Given instruction
Repeat every record below exactly, omitting any pictures.

Data excerpts
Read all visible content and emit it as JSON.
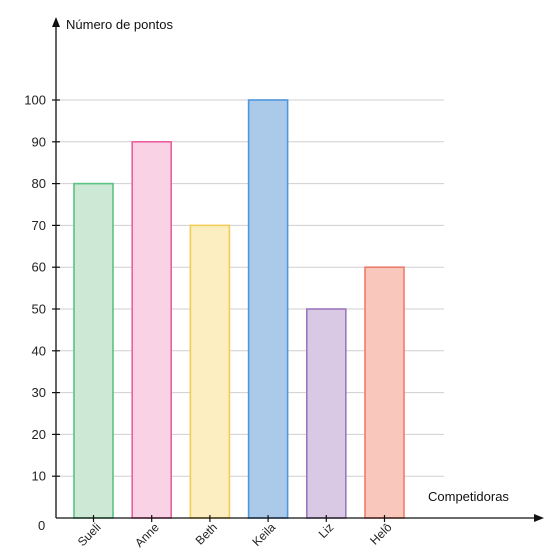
{
  "chart_data": {
    "type": "bar",
    "ylabel": "Número de pontos",
    "xlabel": "Competidoras",
    "origin_label": "0",
    "categories": [
      "Sueli",
      "Anne",
      "Beth",
      "Keila",
      "Liz",
      "Helô"
    ],
    "values": [
      80,
      90,
      70,
      100,
      50,
      60
    ],
    "ylim": [
      0,
      100
    ],
    "yticks": [
      10,
      20,
      30,
      40,
      50,
      60,
      70,
      80,
      90,
      100
    ],
    "grid": true,
    "colors": [
      {
        "fill": "#cde8d5",
        "stroke": "#5cc184"
      },
      {
        "fill": "#f9d2e6",
        "stroke": "#ea5fa0"
      },
      {
        "fill": "#fdeec2",
        "stroke": "#f2cd54"
      },
      {
        "fill": "#abcaea",
        "stroke": "#4f96da"
      },
      {
        "fill": "#d9c9e4",
        "stroke": "#9d78bd"
      },
      {
        "fill": "#fac7bd",
        "stroke": "#ee7d6c"
      }
    ]
  }
}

Written solution
Read all visible content and emit it as JSON.
{
  "chart_data": {
    "type": "bar",
    "ylabel": "Número de pontos",
    "xlabel": "Competidoras",
    "origin_label": "0",
    "categories": [
      "Sueli",
      "Anne",
      "Beth",
      "Keila",
      "Liz",
      "Helô"
    ],
    "values": [
      80,
      90,
      70,
      100,
      50,
      60
    ],
    "ylim": [
      0,
      100
    ],
    "yticks": [
      10,
      20,
      30,
      40,
      50,
      60,
      70,
      80,
      90,
      100
    ],
    "grid": true,
    "colors": [
      {
        "fill": "#cde8d5",
        "stroke": "#5cc184"
      },
      {
        "fill": "#f9d2e6",
        "stroke": "#ea5fa0"
      },
      {
        "fill": "#fdeec2",
        "stroke": "#f2cd54"
      },
      {
        "fill": "#abcaea",
        "stroke": "#4f96da"
      },
      {
        "fill": "#d9c9e4",
        "stroke": "#9d78bd"
      },
      {
        "fill": "#fac7bd",
        "stroke": "#ee7d6c"
      }
    ]
  }
}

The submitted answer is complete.